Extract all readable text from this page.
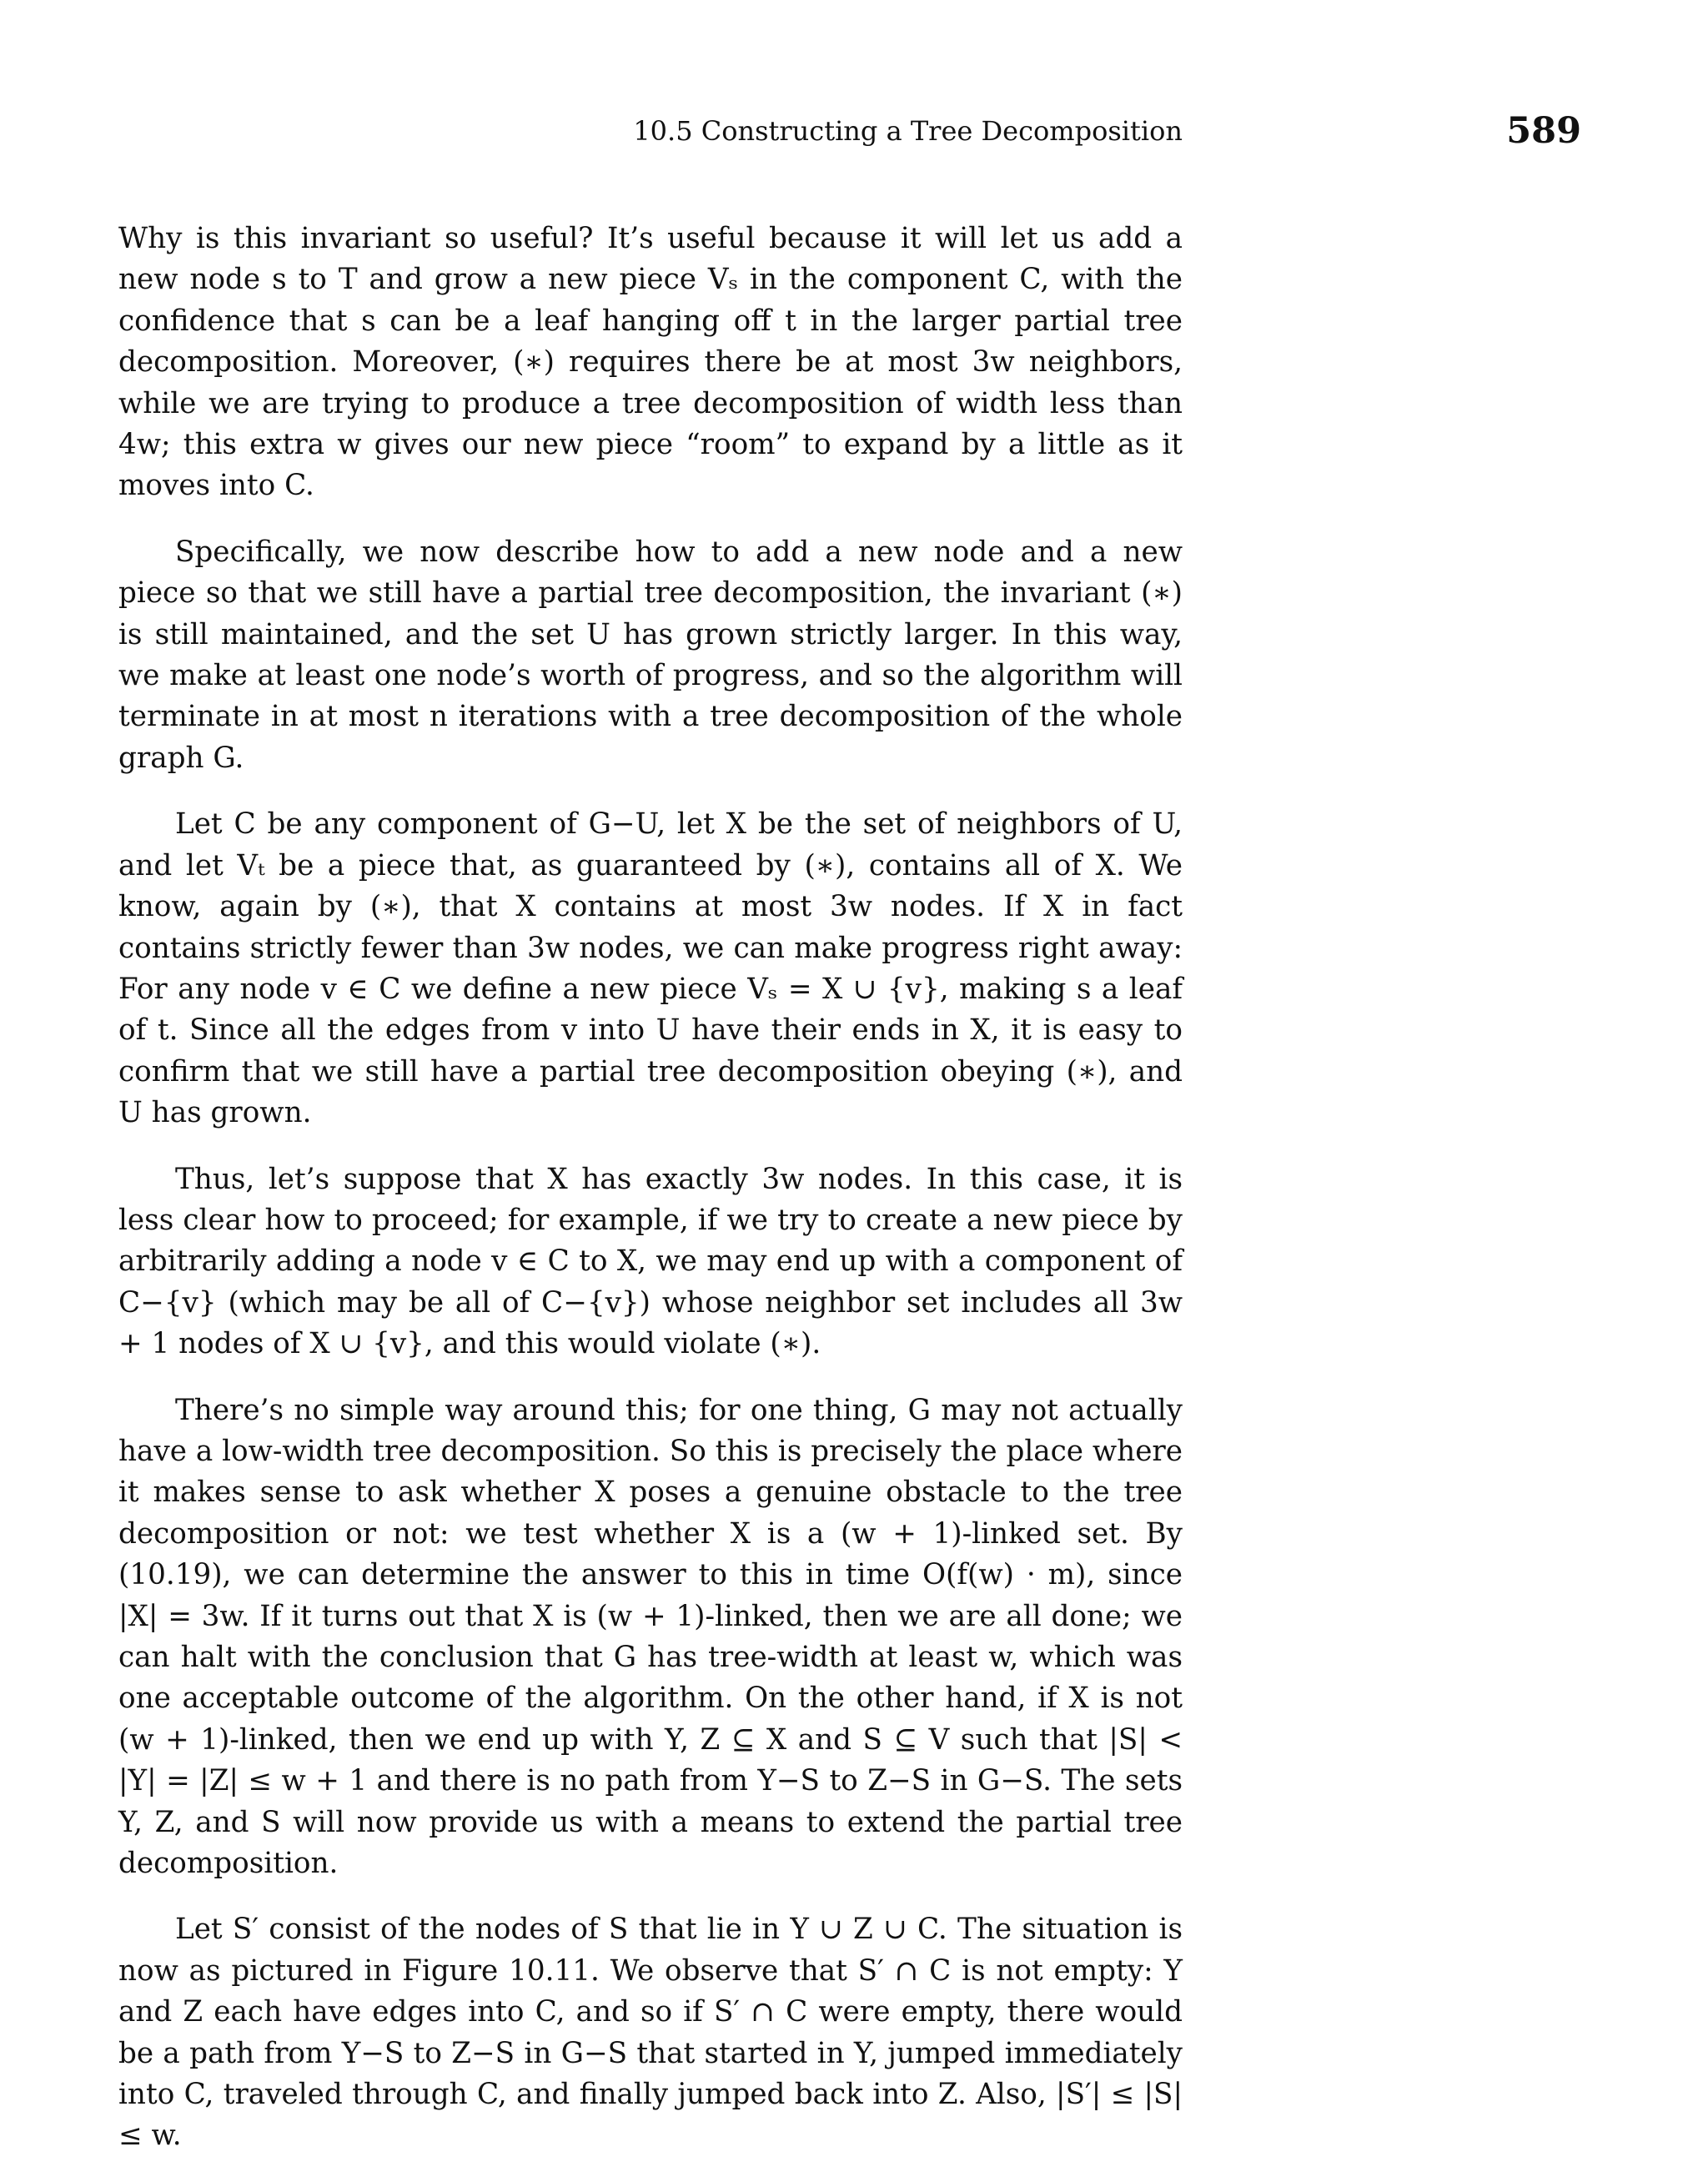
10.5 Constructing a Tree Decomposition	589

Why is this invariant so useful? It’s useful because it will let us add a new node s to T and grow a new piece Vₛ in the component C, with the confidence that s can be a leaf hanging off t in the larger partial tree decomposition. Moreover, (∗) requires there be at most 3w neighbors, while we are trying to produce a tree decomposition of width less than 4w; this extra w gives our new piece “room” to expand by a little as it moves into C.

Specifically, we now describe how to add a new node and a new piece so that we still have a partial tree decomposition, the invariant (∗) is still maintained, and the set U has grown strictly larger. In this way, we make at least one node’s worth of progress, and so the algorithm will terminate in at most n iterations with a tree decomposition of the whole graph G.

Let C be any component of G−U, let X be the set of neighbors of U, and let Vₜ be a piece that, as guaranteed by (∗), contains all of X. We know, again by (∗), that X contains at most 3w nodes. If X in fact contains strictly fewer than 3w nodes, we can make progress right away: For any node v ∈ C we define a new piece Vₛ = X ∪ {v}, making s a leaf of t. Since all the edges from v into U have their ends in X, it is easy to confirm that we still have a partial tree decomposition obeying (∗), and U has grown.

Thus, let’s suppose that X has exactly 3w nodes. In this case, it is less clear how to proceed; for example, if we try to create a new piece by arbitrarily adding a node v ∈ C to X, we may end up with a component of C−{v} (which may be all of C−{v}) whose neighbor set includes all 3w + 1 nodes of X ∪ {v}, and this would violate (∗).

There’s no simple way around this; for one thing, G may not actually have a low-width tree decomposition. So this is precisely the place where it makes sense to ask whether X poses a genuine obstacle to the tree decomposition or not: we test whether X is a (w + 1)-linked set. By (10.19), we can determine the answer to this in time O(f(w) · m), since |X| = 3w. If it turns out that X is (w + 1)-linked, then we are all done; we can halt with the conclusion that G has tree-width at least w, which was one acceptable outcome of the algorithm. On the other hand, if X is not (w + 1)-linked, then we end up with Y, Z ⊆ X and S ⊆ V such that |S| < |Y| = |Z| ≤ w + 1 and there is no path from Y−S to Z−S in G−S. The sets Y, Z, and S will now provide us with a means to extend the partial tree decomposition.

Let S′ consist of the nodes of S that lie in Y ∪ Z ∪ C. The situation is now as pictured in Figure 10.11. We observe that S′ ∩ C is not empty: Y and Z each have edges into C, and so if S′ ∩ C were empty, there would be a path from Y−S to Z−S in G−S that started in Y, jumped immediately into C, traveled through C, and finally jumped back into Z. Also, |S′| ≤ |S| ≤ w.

■ **What to work on**
Look through the material above and pick out each line holding the word "path".

■ **Result for this exercise**
There’s no simple way around this; for one thing, G may not actually have a low-width tree decomposition. So this is precisely the place where it makes sense to ask whether X poses a genuine obstacle to the tree decomposition or not: we test whether X is a (w + 1)-linked set. By (10.19), we can determine the answer to this in time O(f(w) · m), since |X| = 3w. If it turns out that X is (w + 1)-linked, then we are all done; we can halt with the conclusion that G has tree-width at least w, which was one acceptable outcome of the algorithm. On the other hand, if X is not (w + 1)-linked, then we end up with Y, Z ⊆ X and S ⊆ V such that |S| < |Y| = |Z| ≤ w + 1 and there is no path from Y−S to Z−S in G−S. The sets Y, Z, and S will now provide us with a means to extend the partial tree decomposition.
Let S′ consist of the nodes of S that lie in Y ∪ Z ∪ C. The situation is now as pictured in Figure 10.11. We observe that S′ ∩ C is not empty: Y and Z each have edges into C, and so if S′ ∩ C were empty, there would be a path from Y−S to Z−S in G−S that started in Y, jumped immediately into C, traveled through C, and finally jumped back into Z. Also, |S′| ≤ |S| ≤ w.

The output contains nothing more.